* EXERCISE PROMPT: Search the material for the string "circle", then return every line where it is found.

Dataset entries:
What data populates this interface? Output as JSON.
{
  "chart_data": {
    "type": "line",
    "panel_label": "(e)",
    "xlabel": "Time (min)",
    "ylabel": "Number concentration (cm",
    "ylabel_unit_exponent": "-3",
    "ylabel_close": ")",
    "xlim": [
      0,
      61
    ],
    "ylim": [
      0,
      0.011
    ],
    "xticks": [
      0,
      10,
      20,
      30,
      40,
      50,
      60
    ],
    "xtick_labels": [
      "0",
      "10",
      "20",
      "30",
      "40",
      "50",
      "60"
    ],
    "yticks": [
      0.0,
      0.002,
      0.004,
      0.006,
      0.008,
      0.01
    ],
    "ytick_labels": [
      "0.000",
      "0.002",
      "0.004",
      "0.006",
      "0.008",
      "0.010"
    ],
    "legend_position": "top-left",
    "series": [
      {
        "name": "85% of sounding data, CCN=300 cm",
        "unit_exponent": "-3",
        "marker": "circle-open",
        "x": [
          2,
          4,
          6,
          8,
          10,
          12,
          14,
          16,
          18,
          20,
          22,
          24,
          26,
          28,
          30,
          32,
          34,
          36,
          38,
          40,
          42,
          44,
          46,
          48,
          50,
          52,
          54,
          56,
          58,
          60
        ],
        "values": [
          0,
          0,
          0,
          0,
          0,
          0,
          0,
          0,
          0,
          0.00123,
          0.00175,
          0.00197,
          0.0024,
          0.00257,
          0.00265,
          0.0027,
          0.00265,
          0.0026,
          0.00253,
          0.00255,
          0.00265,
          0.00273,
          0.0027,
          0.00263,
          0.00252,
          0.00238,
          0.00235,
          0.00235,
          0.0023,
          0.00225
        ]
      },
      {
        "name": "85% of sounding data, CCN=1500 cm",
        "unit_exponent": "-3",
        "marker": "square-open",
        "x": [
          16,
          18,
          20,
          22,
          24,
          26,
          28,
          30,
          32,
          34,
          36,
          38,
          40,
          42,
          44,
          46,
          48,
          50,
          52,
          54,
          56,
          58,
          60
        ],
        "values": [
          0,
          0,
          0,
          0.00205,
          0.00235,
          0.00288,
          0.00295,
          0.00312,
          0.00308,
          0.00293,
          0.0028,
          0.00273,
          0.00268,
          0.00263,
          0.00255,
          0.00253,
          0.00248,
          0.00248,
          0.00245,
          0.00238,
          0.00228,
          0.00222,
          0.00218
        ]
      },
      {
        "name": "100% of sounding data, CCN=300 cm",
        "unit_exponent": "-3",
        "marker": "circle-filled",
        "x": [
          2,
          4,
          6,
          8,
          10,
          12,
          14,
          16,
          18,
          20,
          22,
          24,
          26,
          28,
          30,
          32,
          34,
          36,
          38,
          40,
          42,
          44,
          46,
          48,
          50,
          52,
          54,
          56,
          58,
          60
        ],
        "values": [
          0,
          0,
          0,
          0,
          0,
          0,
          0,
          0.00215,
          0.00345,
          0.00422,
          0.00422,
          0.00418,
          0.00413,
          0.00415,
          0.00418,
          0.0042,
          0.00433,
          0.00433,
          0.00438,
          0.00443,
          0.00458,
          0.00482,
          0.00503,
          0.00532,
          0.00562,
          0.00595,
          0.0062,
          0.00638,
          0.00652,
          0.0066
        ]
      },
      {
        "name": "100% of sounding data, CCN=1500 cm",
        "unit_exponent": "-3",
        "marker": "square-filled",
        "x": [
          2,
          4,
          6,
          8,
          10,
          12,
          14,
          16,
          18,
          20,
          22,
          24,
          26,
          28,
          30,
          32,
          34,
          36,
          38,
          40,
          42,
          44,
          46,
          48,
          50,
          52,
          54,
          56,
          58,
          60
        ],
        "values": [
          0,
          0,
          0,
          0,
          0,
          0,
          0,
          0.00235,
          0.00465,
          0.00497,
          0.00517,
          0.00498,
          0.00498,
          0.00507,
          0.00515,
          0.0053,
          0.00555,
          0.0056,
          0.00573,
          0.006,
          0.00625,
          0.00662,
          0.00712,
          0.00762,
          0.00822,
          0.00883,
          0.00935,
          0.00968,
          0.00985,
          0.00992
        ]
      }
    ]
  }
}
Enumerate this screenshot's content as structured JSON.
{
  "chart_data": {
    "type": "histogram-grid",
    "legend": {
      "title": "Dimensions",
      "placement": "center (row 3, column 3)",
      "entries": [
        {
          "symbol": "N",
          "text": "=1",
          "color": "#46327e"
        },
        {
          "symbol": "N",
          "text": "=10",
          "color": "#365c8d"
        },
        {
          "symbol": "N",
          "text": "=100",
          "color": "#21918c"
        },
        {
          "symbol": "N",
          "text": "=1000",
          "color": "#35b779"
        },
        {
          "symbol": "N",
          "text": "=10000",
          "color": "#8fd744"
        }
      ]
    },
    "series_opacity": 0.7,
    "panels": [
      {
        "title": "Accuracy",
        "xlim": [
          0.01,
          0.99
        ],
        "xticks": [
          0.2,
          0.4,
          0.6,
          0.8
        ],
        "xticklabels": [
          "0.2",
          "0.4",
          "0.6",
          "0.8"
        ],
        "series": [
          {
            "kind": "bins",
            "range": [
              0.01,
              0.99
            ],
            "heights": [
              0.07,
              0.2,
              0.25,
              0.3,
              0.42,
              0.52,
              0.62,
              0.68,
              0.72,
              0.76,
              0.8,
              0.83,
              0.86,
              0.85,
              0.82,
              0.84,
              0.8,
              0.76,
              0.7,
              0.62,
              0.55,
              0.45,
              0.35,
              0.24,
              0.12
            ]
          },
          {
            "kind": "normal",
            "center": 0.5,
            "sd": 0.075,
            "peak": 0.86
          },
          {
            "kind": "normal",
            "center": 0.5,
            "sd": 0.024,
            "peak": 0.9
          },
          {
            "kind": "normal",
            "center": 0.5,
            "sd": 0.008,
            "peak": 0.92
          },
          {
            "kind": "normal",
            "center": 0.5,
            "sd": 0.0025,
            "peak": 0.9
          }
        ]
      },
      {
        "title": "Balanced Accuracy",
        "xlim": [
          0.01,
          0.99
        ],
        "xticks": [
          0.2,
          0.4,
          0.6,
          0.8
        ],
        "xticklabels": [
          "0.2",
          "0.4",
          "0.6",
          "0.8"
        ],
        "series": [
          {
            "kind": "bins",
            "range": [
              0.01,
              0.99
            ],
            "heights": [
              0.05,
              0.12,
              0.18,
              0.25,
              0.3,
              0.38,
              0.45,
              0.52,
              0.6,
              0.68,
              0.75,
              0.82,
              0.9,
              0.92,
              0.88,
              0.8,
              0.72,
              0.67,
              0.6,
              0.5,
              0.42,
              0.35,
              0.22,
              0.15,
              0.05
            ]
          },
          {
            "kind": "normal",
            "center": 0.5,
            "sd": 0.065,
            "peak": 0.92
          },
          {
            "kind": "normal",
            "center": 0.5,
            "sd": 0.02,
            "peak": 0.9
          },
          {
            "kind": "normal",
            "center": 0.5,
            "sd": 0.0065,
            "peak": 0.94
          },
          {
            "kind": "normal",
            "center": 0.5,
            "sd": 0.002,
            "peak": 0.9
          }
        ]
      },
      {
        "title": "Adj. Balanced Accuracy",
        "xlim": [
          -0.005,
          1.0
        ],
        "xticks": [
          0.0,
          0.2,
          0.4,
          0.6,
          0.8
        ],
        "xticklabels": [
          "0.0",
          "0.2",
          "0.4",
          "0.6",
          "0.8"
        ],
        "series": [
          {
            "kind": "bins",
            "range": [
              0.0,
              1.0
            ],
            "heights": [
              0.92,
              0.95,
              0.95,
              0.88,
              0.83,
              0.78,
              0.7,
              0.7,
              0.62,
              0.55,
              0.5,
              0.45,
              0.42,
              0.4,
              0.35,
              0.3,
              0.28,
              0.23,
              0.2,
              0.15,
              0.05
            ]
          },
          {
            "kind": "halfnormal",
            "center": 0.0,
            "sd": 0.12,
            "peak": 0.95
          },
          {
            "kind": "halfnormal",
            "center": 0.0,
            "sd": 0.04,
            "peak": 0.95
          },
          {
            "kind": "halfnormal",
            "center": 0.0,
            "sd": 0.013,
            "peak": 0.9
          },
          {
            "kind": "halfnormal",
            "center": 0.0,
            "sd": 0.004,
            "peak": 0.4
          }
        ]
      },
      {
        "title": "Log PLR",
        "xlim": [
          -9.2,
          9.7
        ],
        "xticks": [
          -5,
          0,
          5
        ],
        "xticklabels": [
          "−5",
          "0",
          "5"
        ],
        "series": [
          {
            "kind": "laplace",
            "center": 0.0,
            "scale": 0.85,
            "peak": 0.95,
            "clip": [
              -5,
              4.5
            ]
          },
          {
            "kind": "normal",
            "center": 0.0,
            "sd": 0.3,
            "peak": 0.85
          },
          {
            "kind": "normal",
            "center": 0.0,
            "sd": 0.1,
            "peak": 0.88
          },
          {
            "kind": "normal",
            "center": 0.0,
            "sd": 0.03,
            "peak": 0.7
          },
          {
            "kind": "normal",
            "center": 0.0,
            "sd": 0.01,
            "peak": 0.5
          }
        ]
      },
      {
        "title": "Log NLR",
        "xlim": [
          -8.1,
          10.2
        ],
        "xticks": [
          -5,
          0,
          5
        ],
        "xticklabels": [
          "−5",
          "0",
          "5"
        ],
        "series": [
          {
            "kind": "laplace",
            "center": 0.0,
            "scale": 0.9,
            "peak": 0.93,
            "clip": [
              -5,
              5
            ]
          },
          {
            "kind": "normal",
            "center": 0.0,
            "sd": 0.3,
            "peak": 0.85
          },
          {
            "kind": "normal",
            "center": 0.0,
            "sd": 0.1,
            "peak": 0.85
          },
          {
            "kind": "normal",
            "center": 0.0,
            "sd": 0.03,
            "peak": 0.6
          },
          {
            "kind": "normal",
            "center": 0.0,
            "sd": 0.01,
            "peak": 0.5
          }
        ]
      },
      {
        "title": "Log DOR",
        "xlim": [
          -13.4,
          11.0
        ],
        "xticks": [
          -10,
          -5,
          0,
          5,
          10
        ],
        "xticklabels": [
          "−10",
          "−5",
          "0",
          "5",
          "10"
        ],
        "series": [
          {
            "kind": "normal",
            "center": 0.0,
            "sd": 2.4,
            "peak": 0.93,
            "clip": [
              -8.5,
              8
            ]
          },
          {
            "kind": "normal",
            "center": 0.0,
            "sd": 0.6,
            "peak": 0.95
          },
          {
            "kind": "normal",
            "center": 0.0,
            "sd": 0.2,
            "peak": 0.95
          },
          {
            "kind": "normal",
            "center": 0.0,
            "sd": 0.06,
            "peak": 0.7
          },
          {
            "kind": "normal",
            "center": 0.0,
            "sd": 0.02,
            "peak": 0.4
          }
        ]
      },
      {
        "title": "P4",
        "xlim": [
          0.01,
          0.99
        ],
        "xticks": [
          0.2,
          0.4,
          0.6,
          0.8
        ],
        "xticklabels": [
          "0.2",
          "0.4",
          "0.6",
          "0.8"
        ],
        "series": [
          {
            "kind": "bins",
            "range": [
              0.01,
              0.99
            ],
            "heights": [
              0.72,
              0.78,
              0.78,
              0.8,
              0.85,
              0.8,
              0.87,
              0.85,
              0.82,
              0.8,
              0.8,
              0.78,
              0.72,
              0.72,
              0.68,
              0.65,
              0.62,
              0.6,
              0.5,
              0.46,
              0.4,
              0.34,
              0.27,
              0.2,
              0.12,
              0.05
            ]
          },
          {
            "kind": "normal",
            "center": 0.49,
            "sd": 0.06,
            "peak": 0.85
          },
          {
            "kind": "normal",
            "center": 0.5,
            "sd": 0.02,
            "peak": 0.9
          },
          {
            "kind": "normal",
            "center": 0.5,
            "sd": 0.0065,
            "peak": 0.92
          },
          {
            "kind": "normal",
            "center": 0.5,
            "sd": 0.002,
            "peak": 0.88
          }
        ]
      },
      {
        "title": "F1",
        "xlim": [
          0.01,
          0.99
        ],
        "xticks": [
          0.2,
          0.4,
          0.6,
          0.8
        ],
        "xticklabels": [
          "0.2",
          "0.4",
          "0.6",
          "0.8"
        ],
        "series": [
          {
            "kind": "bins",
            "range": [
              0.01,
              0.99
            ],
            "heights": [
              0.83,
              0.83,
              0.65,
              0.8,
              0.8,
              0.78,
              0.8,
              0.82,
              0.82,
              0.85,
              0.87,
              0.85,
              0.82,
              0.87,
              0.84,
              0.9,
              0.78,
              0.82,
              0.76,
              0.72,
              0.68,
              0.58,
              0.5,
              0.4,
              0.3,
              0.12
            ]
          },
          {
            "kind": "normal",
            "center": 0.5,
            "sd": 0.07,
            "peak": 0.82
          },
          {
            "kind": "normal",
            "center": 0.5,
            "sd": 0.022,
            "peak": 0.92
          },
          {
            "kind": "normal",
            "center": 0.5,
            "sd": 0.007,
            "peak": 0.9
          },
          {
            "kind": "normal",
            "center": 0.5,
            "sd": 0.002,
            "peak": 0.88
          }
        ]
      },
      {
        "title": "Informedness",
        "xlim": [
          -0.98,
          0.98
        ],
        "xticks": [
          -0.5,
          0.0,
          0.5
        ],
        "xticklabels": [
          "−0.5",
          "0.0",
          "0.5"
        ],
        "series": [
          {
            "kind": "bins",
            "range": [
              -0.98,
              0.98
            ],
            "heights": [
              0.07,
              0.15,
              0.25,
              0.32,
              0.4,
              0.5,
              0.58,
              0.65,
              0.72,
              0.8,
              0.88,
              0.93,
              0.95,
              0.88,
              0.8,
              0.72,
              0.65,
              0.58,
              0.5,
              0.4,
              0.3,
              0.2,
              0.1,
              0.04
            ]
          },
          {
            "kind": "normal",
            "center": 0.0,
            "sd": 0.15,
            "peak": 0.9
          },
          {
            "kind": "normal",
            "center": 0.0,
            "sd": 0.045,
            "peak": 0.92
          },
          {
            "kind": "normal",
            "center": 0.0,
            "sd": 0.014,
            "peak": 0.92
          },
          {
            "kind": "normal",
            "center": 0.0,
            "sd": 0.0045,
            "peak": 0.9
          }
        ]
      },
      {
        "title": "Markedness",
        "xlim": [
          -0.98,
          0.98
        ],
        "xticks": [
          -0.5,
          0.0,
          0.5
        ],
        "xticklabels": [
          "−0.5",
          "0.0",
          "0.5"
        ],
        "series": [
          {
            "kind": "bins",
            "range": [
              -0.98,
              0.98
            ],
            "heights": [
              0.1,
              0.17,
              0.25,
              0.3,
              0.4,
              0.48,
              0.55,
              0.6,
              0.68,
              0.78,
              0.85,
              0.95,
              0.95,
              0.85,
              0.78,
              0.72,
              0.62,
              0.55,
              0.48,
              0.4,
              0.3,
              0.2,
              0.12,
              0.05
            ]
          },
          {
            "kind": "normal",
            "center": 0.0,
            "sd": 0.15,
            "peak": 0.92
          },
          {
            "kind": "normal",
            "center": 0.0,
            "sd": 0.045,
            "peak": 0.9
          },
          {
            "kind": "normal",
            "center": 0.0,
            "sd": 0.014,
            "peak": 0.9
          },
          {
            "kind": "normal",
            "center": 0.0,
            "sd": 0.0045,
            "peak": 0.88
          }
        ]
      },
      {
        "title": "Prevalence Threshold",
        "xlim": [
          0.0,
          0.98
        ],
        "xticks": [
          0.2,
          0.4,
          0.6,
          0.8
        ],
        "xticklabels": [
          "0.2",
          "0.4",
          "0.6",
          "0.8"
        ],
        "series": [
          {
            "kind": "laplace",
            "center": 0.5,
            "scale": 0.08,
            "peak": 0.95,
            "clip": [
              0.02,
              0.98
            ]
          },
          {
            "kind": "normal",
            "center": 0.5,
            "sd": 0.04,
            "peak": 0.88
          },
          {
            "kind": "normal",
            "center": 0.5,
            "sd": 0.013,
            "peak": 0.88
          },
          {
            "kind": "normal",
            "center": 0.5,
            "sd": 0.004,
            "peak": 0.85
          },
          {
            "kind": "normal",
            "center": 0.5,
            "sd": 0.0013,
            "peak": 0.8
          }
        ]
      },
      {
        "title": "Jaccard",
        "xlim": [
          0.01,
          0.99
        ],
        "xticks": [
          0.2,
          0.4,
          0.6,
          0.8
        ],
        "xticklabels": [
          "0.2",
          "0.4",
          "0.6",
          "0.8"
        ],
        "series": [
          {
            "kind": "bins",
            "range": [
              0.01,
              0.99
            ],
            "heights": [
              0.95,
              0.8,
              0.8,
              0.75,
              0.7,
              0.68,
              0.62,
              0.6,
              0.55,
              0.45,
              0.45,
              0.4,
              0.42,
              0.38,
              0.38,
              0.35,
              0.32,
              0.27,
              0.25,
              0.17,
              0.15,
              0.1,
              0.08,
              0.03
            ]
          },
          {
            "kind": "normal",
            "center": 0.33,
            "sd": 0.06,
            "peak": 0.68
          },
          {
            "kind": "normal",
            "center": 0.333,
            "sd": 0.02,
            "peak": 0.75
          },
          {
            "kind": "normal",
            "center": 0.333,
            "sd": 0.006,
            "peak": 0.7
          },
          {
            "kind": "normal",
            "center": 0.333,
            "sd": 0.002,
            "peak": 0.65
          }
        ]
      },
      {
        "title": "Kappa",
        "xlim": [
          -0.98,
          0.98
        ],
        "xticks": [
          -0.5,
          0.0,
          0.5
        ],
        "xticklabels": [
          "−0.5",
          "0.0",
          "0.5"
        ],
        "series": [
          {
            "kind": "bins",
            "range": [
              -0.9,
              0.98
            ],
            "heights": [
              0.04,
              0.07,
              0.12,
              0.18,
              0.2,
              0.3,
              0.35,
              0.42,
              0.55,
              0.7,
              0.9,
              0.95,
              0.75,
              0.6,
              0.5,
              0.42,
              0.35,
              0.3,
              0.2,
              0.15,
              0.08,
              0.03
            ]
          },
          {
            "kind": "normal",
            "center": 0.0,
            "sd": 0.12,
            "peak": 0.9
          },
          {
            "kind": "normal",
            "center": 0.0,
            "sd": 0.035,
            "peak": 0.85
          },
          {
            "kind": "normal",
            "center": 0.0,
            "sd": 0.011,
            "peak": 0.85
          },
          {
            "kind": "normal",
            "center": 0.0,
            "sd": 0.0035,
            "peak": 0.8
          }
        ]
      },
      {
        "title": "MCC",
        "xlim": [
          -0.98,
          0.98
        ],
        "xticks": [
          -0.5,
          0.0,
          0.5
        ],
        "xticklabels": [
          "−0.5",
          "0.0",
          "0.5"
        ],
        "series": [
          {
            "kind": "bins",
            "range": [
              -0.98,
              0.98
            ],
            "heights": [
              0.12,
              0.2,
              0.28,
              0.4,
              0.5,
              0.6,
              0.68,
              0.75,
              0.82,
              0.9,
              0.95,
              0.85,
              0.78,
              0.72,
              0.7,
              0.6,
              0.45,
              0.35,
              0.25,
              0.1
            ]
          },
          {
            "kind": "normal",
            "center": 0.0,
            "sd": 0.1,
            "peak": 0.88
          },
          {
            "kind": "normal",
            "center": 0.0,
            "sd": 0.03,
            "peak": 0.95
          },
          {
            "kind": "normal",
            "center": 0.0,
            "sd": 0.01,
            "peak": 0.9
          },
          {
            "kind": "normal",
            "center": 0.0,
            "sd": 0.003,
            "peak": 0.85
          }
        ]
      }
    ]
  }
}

* TASK ANSWER:
        "marker": "circle-open",
        "marker": "circle-filled",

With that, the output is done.